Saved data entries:

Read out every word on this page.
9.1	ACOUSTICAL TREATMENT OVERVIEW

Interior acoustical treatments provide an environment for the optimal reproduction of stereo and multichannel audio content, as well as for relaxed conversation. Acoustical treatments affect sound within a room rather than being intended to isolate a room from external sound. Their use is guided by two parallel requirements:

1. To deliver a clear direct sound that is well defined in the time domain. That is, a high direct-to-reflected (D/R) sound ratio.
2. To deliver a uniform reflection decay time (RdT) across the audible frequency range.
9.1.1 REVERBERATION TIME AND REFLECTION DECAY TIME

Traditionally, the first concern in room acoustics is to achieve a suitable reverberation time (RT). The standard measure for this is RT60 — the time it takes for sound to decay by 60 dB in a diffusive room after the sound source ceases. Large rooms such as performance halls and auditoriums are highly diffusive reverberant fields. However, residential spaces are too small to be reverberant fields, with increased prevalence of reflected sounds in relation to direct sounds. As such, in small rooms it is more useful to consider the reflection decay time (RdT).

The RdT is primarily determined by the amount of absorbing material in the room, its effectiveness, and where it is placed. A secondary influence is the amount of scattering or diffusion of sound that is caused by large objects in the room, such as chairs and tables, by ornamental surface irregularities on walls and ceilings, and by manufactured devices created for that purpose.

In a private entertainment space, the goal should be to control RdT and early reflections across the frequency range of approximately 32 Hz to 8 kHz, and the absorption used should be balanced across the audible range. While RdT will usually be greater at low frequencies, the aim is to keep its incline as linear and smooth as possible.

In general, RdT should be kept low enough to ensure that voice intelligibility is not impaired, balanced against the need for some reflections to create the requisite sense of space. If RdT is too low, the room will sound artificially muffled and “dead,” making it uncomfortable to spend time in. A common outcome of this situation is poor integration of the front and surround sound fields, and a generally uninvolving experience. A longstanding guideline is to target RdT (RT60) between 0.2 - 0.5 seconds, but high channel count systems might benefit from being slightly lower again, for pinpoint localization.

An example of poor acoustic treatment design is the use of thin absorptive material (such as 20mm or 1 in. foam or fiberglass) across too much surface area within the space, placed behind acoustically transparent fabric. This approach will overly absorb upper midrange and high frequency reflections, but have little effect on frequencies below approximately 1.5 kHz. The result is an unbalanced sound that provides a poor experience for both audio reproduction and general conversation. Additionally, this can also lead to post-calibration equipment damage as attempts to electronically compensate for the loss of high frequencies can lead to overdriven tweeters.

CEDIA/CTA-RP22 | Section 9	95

**SET TASK:**
Filter the entries and copy out every line with the word "deliver".

**THE SOLUTION:**
1. To deliver a clear direct sound that is well defined in the time domain. That is, a high direct-to-reflected (D/R) sound ratio.
2. To deliver a uniform reflection decay time (RdT) across the audible frequency range.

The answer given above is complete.